**Description of the task**: Identify all lines below that hold "sender" and collect them.

===== Supplied information

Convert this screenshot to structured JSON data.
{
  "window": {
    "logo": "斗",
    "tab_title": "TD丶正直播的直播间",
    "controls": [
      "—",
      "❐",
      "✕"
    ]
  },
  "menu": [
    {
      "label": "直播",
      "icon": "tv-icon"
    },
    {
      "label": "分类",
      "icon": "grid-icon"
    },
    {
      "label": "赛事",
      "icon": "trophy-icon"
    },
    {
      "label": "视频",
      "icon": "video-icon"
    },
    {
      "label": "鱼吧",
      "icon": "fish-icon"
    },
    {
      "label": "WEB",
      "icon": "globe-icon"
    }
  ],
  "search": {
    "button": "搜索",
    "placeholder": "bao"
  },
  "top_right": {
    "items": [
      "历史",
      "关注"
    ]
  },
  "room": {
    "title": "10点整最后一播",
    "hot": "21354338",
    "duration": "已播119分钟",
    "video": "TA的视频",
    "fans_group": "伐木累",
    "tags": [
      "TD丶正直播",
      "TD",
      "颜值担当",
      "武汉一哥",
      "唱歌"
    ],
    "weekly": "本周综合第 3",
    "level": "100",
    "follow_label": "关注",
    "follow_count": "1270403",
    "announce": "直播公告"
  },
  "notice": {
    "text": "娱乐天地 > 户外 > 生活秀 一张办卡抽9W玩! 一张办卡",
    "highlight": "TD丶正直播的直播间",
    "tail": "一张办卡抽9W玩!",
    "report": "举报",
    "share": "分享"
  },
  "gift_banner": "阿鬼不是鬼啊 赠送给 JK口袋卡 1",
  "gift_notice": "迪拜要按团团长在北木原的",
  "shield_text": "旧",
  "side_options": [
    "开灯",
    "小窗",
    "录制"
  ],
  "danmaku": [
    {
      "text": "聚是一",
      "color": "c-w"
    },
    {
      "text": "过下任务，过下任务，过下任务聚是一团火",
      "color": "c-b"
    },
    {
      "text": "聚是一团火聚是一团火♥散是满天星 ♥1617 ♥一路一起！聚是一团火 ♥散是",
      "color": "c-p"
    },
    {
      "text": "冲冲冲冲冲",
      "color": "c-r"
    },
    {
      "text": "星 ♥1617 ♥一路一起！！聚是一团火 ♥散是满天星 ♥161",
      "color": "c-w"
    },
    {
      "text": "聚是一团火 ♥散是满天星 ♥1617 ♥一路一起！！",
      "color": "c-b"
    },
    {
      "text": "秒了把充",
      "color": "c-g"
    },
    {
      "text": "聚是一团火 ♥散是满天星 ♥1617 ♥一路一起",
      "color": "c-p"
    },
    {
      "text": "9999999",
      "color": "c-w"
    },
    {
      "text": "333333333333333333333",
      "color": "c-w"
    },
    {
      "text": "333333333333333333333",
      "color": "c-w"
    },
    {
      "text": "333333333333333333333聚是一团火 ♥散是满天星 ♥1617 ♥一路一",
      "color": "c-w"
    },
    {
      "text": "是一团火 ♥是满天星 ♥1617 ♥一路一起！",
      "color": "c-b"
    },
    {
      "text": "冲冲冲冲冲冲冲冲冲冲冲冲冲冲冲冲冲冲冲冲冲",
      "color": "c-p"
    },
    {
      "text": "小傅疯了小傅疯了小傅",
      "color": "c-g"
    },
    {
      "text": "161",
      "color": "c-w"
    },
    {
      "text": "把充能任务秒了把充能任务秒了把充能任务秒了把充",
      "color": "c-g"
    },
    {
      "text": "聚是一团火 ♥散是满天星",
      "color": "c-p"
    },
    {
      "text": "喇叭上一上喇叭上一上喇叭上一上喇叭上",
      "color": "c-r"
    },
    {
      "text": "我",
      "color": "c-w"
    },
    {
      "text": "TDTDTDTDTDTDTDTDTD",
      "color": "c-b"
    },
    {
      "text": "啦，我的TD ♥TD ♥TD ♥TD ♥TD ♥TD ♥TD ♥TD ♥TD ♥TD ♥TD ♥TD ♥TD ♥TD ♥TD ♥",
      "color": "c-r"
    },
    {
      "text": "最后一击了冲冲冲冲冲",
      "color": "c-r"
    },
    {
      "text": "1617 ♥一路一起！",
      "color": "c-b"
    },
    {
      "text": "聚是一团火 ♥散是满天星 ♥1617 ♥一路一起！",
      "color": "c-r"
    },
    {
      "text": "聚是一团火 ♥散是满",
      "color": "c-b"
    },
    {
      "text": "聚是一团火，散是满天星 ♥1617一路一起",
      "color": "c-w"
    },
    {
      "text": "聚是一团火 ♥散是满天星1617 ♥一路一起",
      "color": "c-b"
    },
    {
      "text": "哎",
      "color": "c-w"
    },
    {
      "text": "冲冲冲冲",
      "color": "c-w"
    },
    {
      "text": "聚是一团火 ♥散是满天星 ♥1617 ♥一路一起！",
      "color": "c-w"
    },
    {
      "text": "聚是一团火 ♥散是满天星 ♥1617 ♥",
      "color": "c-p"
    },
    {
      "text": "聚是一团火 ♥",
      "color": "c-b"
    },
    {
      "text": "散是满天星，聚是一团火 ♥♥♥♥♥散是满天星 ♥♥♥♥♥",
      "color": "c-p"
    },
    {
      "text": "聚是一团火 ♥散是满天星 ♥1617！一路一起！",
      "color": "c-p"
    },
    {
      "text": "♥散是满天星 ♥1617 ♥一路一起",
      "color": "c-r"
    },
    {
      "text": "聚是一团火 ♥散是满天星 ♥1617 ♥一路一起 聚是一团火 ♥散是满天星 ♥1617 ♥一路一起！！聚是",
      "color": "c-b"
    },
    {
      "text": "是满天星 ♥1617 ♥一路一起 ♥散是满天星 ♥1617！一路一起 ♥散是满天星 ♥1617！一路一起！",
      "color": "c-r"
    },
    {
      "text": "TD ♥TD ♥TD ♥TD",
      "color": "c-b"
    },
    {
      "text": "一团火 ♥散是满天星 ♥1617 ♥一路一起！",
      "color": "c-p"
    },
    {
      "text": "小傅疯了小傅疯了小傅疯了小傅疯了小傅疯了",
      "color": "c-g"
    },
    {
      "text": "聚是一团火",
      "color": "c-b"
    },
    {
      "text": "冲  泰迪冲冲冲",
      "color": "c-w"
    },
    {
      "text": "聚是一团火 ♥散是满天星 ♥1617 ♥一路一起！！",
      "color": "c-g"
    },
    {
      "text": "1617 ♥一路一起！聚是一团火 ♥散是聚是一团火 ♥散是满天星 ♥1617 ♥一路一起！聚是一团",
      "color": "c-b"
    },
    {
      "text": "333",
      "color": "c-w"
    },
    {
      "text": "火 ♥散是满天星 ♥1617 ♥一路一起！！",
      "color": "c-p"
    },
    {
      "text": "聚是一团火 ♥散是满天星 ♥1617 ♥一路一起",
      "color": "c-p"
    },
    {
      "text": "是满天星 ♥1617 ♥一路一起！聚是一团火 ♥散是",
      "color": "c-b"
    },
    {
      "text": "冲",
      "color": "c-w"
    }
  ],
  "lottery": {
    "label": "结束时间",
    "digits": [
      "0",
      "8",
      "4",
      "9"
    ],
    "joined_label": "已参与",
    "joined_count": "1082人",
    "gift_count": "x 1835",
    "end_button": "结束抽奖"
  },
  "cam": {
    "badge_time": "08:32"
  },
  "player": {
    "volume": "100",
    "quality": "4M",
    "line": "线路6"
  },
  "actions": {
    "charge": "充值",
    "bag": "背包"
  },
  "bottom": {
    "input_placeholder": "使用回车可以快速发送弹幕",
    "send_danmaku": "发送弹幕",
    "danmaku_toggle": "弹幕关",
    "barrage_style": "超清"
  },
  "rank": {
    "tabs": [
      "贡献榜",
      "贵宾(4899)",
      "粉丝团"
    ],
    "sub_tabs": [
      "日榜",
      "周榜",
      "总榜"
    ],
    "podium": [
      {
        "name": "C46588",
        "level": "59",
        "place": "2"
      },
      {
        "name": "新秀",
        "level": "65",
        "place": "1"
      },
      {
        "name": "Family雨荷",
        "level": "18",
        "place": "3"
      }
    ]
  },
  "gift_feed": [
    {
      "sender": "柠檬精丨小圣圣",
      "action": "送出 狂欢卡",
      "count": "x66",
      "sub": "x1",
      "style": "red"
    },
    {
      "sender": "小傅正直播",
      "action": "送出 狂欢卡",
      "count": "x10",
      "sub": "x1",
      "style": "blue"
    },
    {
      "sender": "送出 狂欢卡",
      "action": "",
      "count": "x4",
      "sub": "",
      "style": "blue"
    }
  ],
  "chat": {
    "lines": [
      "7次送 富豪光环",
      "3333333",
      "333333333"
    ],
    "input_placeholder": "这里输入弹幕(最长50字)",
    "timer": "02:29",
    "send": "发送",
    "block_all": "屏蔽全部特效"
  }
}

==========

**Solution to this exercise**:
      "sender": "柠檬精丨小圣圣",
      "sender": "小傅正直播",
      "sender": "送出 狂欢卡",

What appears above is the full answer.